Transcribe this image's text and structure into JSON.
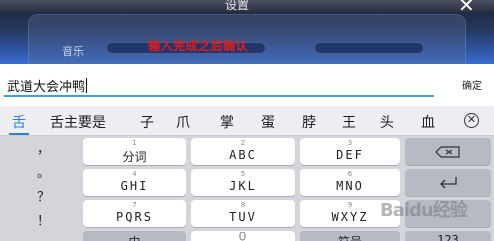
{
  "background": {
    "title": "设置",
    "close": "✕",
    "label": "音乐"
  },
  "annotation": "输入完成之后确认",
  "input": {
    "value": "武道大会冲鸭",
    "confirm_label": "确定"
  },
  "candidates": [
    "舌",
    "舌主要是",
    "子",
    "爪",
    "掌",
    "蛋",
    "脖",
    "王",
    "头",
    "血"
  ],
  "punctuation": [
    "，",
    "。",
    "？",
    "！"
  ],
  "keys": {
    "row1": [
      {
        "num": "1",
        "label": "分词"
      },
      {
        "num": "2",
        "label": "ABC"
      },
      {
        "num": "3",
        "label": "DEF"
      }
    ],
    "row2": [
      {
        "num": "4",
        "label": "GHI"
      },
      {
        "num": "5",
        "label": "JKL"
      },
      {
        "num": "6",
        "label": "MNO"
      }
    ],
    "row3": [
      {
        "num": "7",
        "label": "PQRS"
      },
      {
        "num": "8",
        "label": "TUV"
      },
      {
        "num": "9",
        "label": "WXYZ"
      }
    ],
    "row4": {
      "left": "中",
      "mid": "符号",
      "right": "123"
    }
  },
  "watermark": "Baidu经验",
  "colors": {
    "accent": "#2b7fd6",
    "underline": "#3e9cd6",
    "annotation": "#e41b1b"
  }
}
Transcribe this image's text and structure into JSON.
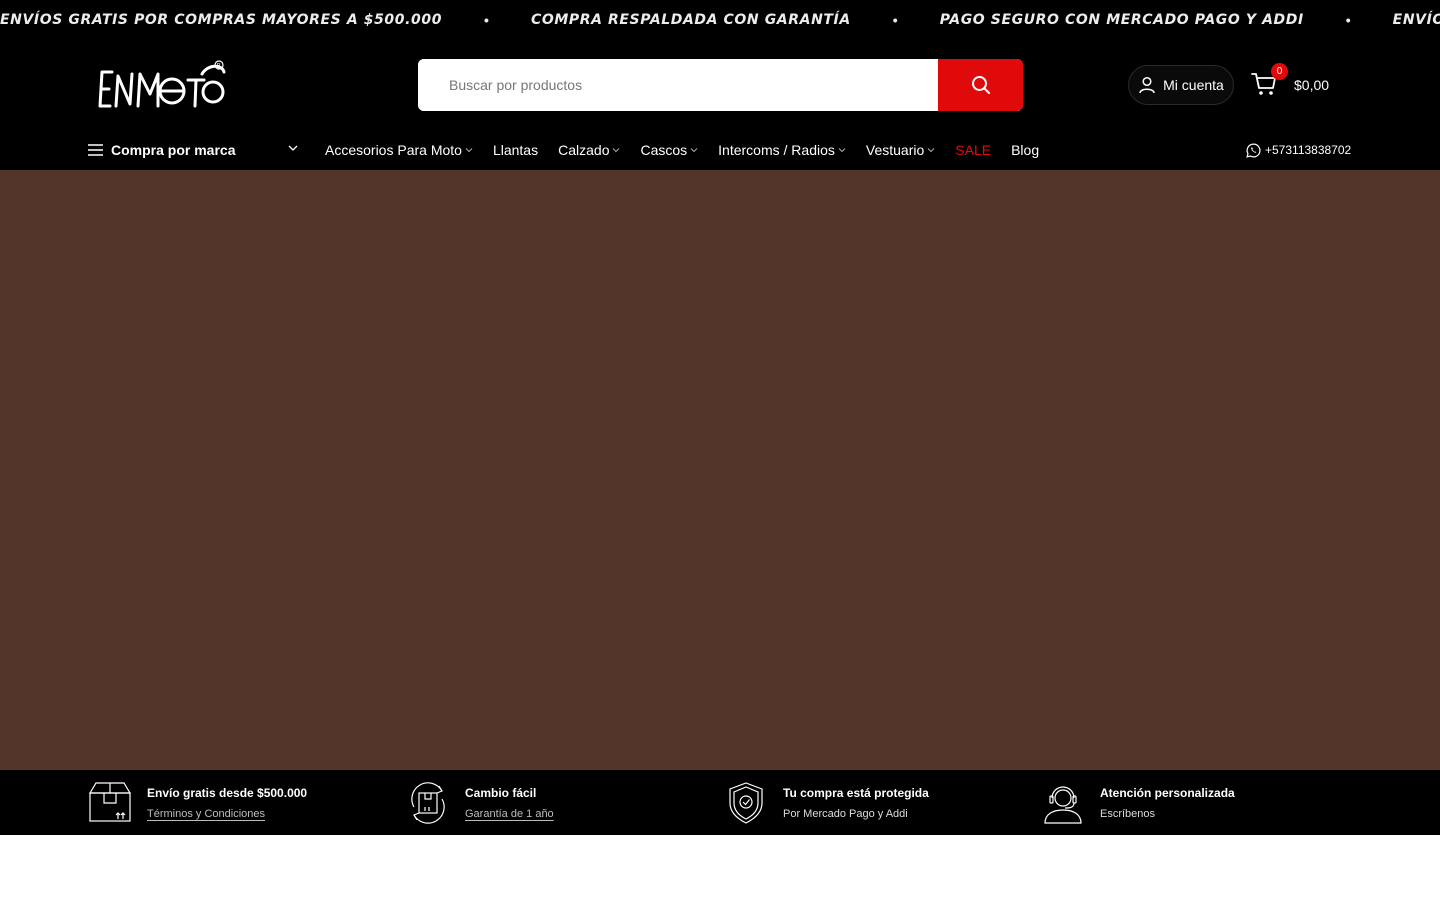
{
  "marquee": {
    "items": [
      "ENVÍOS GRATIS POR COMPRAS MAYORES A $500.000",
      "COMPRA RESPALDADA CON GARANTÍA",
      "PAGO SEGURO CON MERCADO PAGO Y ADDI",
      "ENVÍOS SEGUR"
    ],
    "separator": "•"
  },
  "header": {
    "logo_text": "ENMOTO",
    "search": {
      "placeholder": "Buscar por productos",
      "value": ""
    },
    "account_label": "Mi cuenta",
    "cart": {
      "count": "0",
      "total": "$0,00"
    }
  },
  "nav": {
    "brand_menu_label": "Compra por marca",
    "links": [
      {
        "label": "Accesorios Para Moto",
        "has_dropdown": true
      },
      {
        "label": "Llantas",
        "has_dropdown": false
      },
      {
        "label": "Calzado",
        "has_dropdown": true
      },
      {
        "label": "Cascos",
        "has_dropdown": true
      },
      {
        "label": "Intercoms / Radios",
        "has_dropdown": true
      },
      {
        "label": "Vestuario",
        "has_dropdown": true
      },
      {
        "label": "SALE",
        "has_dropdown": false
      },
      {
        "label": "Blog",
        "has_dropdown": false
      }
    ],
    "whatsapp": "+573113838702"
  },
  "hero": {
    "background": "#523428"
  },
  "features": [
    {
      "title": "Envío gratis desde $500.000",
      "sub": "Términos y Condiciones",
      "sub_is_link": true,
      "icon": "box-icon"
    },
    {
      "title": "Cambio fácil",
      "sub": "Garantía de 1 año",
      "sub_is_link": true,
      "icon": "exchange-box-icon"
    },
    {
      "title": "Tu compra está protegida",
      "sub": "Por Mercado Pago y Addi",
      "sub_is_link": false,
      "icon": "shield-icon"
    },
    {
      "title": "Atención personalizada",
      "sub": "Escríbenos",
      "sub_is_link": false,
      "icon": "support-agent-icon"
    }
  ],
  "colors": {
    "accent_red": "#e10a0a",
    "header_bg": "#000000",
    "hero_bg": "#523428"
  }
}
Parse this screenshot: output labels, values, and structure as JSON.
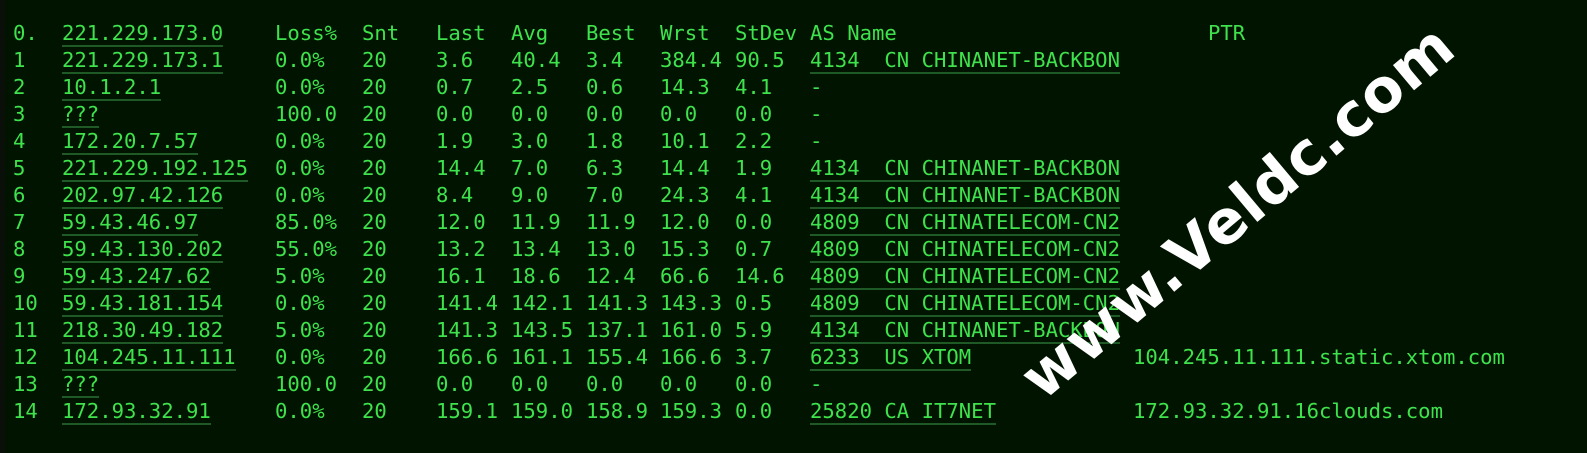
{
  "header": {
    "idx": "0.",
    "host": "221.229.173.0",
    "loss": "Loss%",
    "snt": "Snt",
    "last": "Last",
    "avg": "Avg",
    "best": "Best",
    "wrst": "Wrst",
    "stdev": "StDev",
    "as": "AS Name",
    "ptr": "PTR"
  },
  "rows": [
    {
      "idx": "1",
      "host": "221.229.173.1",
      "loss": "0.0%",
      "snt": "20",
      "last": "3.6",
      "avg": "40.4",
      "best": "3.4",
      "wrst": "384.4",
      "stdev": "90.5",
      "as": "4134  CN CHINANET-BACKBON",
      "ptr": ""
    },
    {
      "idx": "2",
      "host": "10.1.2.1",
      "loss": "0.0%",
      "snt": "20",
      "last": "0.7",
      "avg": "2.5",
      "best": "0.6",
      "wrst": "14.3",
      "stdev": "4.1",
      "as": "-",
      "ptr": ""
    },
    {
      "idx": "3",
      "host": "???",
      "loss": "100.0",
      "snt": "20",
      "last": "0.0",
      "avg": "0.0",
      "best": "0.0",
      "wrst": "0.0",
      "stdev": "0.0",
      "as": "-",
      "ptr": ""
    },
    {
      "idx": "4",
      "host": "172.20.7.57",
      "loss": "0.0%",
      "snt": "20",
      "last": "1.9",
      "avg": "3.0",
      "best": "1.8",
      "wrst": "10.1",
      "stdev": "2.2",
      "as": "-",
      "ptr": ""
    },
    {
      "idx": "5",
      "host": "221.229.192.125",
      "loss": "0.0%",
      "snt": "20",
      "last": "14.4",
      "avg": "7.0",
      "best": "6.3",
      "wrst": "14.4",
      "stdev": "1.9",
      "as": "4134  CN CHINANET-BACKBON",
      "ptr": ""
    },
    {
      "idx": "6",
      "host": "202.97.42.126",
      "loss": "0.0%",
      "snt": "20",
      "last": "8.4",
      "avg": "9.0",
      "best": "7.0",
      "wrst": "24.3",
      "stdev": "4.1",
      "as": "4134  CN CHINANET-BACKBON",
      "ptr": ""
    },
    {
      "idx": "7",
      "host": "59.43.46.97",
      "loss": "85.0%",
      "snt": "20",
      "last": "12.0",
      "avg": "11.9",
      "best": "11.9",
      "wrst": "12.0",
      "stdev": "0.0",
      "as": "4809  CN CHINATELECOM-CN2",
      "ptr": ""
    },
    {
      "idx": "8",
      "host": "59.43.130.202",
      "loss": "55.0%",
      "snt": "20",
      "last": "13.2",
      "avg": "13.4",
      "best": "13.0",
      "wrst": "15.3",
      "stdev": "0.7",
      "as": "4809  CN CHINATELECOM-CN2",
      "ptr": ""
    },
    {
      "idx": "9",
      "host": "59.43.247.62",
      "loss": "5.0%",
      "snt": "20",
      "last": "16.1",
      "avg": "18.6",
      "best": "12.4",
      "wrst": "66.6",
      "stdev": "14.6",
      "as": "4809  CN CHINATELECOM-CN2",
      "ptr": ""
    },
    {
      "idx": "10",
      "host": "59.43.181.154",
      "loss": "0.0%",
      "snt": "20",
      "last": "141.4",
      "avg": "142.1",
      "best": "141.3",
      "wrst": "143.3",
      "stdev": "0.5",
      "as": "4809  CN CHINATELECOM-CN2",
      "ptr": ""
    },
    {
      "idx": "11",
      "host": "218.30.49.182",
      "loss": "5.0%",
      "snt": "20",
      "last": "141.3",
      "avg": "143.5",
      "best": "137.1",
      "wrst": "161.0",
      "stdev": "5.9",
      "as": "4134  CN CHINANET-BACKBON",
      "ptr": ""
    },
    {
      "idx": "12",
      "host": "104.245.11.111",
      "loss": "0.0%",
      "snt": "20",
      "last": "166.6",
      "avg": "161.1",
      "best": "155.4",
      "wrst": "166.6",
      "stdev": "3.7",
      "as": "6233  US XTOM",
      "ptr": "104.245.11.111.static.xtom.com"
    },
    {
      "idx": "13",
      "host": "???",
      "loss": "100.0",
      "snt": "20",
      "last": "0.0",
      "avg": "0.0",
      "best": "0.0",
      "wrst": "0.0",
      "stdev": "0.0",
      "as": "-",
      "ptr": ""
    },
    {
      "idx": "14",
      "host": "172.93.32.91",
      "loss": "0.0%",
      "snt": "20",
      "last": "159.1",
      "avg": "159.0",
      "best": "158.9",
      "wrst": "159.3",
      "stdev": "0.0",
      "as": "25820 CA IT7NET",
      "ptr": "172.93.32.91.16clouds.com"
    }
  ],
  "watermark": "www.Veldc.com"
}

### TASK DESCRIPTION
Return each line where "title" shows up.

### CORRECT RESPONSE
    "title": "设置",
      "title": "Envío gratis desde $500.000",
      "title": "Cambio fácil",
      "title": "Tu compra está protegida",
      "title": "Atención personalizada",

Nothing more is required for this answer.